== SOURCE ==
%%
Q: What do you consider to be your favorite documentary?

A: I'm the parent of four daughters, and I would be a horrible father if I loved one more than the other so I love them equally. Some are more famous, like the "Civil War" (1990), or "Baseball" (1994), some have earned more money, but I don't think parents judge their kids on that sort of success. Or at least good parents don't. So I have films that I love equally.

Q: What are the preparations that go into the research and planning of your documentaries?

A: I think the biggest thing that we do is that we never stop researching and never stop planning. For most production companies, there is a finite research and planning period. Then, you sort of assume you know everything you need to know, and then you write a script and the script is sort of etched in stone, and that's it. And we never stop researching, so while the research is extensive it's ongoing, it never stops. That also makes the writing much more flexible. It's possible to add and subtract even at the last moment of editing. There's a huge amount of work that we do it's an extraordinarily exciting detective story, tracking down the individuals we might interview, tracking down the sources of footage, tracking down the hundreds of archives for each film, for the still photographs that we need to tell the story. And like maple syrup production that we do here in New Hampshire, it takes 40 gallons of sap to get one gallon of syrup. We also have to collect way, way more in order to get the critical mass necessary to tell the story.

Q: "Baseball" was almost 19 hours long. Because of their length, are the editing processes very different for your documentaries than a two-hour feature film?

A: It's actually not, and that's what makes these major series so complicated and complex. The idea of length just has to do with subjects, and for me the criticism we get for a big long series like "Baseball," "Jazz" (2000), "The Civil War" is always about what we left out. If you talk to a baseball fan who is asking about where their favorite World Series is or their favorite player is, 18 and a half hours is never enough.

Q: Have you ever made a documentary about something that you knew nothing about before researching it?

A: Baseball was something I thought I knew something about, although I quickly had to disabuse myself of that when I realized three weeks in that in fact I didn't know, and that's it. What I'd rather do is be excited about the possibility of something and dive in and then come to you and share with you the process of discovery. "Hey, look what I just learned!" is a lot better than, "This is what you should know, and there will be a quiz next week."

Q: You've actually created a panning and zooming technique on imagery that's been dubbed the "Ken Burns Effect." Can you tell me a little about how that came about?

A: It's the tail wagging the dog. Apple has an application in iPhoto and iMovie that allows you do pan and zoom across photographs. It's an elemental version of what I've done for years trying to make photographs come alive. It's nothing special it's just attention to the detail. It's trusting the photograph, that a static image once had a past and a future. You can tilt, you can pan, you can isolate details and try to help will that photograph alive. There's also a significant oral component to it in which you can have the photograph and try to add the appropriate sound effects and bring it alive. Although that's different than what you can do on every computer. Steve Jobs and I were joking about it as a way for them to label what has saved a lot of people's wedding, vacation or bar mitzvah pictures.

Q: What advice would you give to college students interested in film or history?

A: My advice is pretty simple and will sound like they are platitudes, only because they are simple and incredibly difficult. One is, filmmaking is very popular and attracts a lot of people because of the glamour. It's extraordinarily hard work. You have to question yourself all the time is this what I want to do? Is there something I want to say? And there's no shame in saying, I don't think I do. I think I want to do something else. Because there are so many good ideas and there are so many good filmmakers and so few dollars to do that, it requires an extraordinary amount of perseverance and patience to get it done. So I'm sorry to say my best advice is know yourself and persevere.
%%
== EXERCISE GOAL ==
Transcribe the stretch of the documentary interview from "A: Baseball was" through "that came about?", word for word. The data after this plays no part in the work.

== EXCERPTED RECORDS ==
%%
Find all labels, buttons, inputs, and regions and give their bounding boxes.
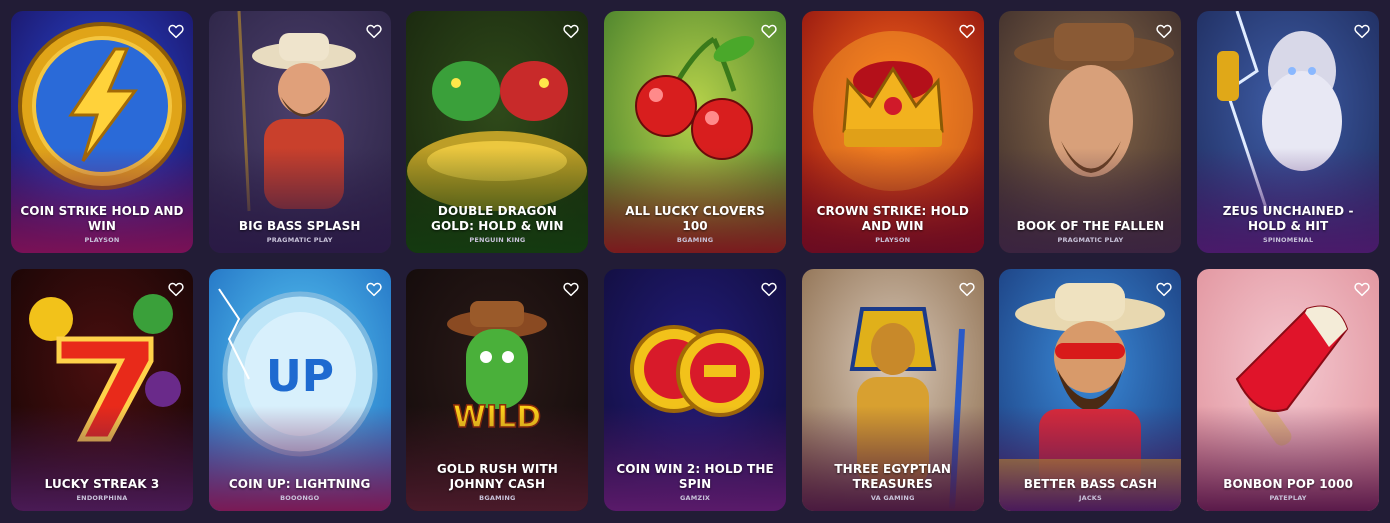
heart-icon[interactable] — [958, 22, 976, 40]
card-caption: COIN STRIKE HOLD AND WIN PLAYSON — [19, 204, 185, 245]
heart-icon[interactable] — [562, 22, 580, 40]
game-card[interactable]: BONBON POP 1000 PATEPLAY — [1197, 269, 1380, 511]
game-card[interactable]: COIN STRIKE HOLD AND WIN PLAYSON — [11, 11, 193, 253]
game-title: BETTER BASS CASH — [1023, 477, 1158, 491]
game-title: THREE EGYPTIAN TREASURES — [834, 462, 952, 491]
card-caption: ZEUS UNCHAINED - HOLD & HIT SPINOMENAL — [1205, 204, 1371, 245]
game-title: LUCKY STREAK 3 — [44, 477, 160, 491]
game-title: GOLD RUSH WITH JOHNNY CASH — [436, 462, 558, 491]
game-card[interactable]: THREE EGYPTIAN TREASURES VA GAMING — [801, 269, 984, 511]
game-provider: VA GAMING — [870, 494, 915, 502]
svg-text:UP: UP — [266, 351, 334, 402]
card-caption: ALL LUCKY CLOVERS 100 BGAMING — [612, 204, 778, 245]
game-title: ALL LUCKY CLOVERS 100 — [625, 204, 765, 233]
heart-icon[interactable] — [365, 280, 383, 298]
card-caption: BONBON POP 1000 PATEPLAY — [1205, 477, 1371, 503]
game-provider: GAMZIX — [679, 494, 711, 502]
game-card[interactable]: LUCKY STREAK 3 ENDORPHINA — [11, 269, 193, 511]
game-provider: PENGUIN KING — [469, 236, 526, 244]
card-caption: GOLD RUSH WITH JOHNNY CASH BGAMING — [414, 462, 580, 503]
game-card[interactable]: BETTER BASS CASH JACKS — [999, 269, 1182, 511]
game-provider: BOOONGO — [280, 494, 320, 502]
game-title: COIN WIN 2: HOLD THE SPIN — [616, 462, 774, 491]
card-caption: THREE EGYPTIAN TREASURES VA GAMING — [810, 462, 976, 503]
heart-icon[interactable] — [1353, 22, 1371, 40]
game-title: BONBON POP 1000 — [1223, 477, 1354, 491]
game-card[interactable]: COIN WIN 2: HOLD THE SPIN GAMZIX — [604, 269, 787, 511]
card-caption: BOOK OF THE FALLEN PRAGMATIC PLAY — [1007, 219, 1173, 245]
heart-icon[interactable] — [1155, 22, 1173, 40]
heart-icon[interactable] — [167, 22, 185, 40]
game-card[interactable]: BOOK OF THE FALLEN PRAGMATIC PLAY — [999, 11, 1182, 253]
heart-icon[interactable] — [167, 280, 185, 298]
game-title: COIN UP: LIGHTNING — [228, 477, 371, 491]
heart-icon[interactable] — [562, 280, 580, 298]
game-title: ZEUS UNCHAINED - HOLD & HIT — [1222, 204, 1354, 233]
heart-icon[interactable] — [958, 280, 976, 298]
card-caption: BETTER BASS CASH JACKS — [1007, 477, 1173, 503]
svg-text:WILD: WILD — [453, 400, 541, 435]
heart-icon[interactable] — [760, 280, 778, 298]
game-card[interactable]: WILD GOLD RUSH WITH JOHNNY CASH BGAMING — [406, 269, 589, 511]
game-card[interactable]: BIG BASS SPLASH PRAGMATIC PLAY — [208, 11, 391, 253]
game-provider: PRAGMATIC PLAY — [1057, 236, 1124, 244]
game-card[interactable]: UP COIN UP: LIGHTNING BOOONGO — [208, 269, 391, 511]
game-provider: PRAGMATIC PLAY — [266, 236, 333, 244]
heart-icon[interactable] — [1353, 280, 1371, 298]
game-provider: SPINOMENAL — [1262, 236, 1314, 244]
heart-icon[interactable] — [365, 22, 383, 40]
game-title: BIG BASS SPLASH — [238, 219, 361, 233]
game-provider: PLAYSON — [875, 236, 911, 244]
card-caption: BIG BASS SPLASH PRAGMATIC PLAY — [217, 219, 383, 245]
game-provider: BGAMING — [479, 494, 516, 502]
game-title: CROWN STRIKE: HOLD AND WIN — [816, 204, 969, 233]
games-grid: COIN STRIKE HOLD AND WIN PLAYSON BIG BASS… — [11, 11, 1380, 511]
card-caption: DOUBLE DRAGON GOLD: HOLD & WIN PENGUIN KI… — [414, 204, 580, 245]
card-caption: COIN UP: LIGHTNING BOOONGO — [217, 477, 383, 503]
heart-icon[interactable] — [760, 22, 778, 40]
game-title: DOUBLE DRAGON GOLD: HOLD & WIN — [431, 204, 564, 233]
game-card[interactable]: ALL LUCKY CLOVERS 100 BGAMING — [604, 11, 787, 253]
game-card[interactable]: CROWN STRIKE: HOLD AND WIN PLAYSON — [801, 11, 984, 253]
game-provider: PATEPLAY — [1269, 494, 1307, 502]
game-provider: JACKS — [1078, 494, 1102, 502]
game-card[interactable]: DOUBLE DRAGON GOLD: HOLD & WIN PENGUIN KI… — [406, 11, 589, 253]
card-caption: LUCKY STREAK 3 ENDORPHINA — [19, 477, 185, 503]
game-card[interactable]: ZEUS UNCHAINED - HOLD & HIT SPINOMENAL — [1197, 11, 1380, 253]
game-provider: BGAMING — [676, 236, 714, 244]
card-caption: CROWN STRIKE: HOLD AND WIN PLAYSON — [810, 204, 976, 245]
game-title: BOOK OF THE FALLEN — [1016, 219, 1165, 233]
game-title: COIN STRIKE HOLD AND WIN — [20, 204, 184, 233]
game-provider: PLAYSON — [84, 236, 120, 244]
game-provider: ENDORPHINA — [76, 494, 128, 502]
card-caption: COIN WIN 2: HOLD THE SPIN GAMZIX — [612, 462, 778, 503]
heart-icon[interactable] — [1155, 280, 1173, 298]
%%
== SOLUTION TO THE PROBLEM ==
A: Baseball was something I thought I knew something about, although I quickly had to disabuse myself of that when I realized three weeks in that in fact I didn't know, and that's it. What I'd rather do is be excited about the possibility of something and dive in and then come to you and share with you the process of discovery. "Hey, look what I just learned!" is a lot better than, "This is what you should know, and there will be a quiz next week."

Q: You've actually created a panning and zooming technique on imagery that's been dubbed the "Ken Burns Effect." Can you tell me a little about how that came about?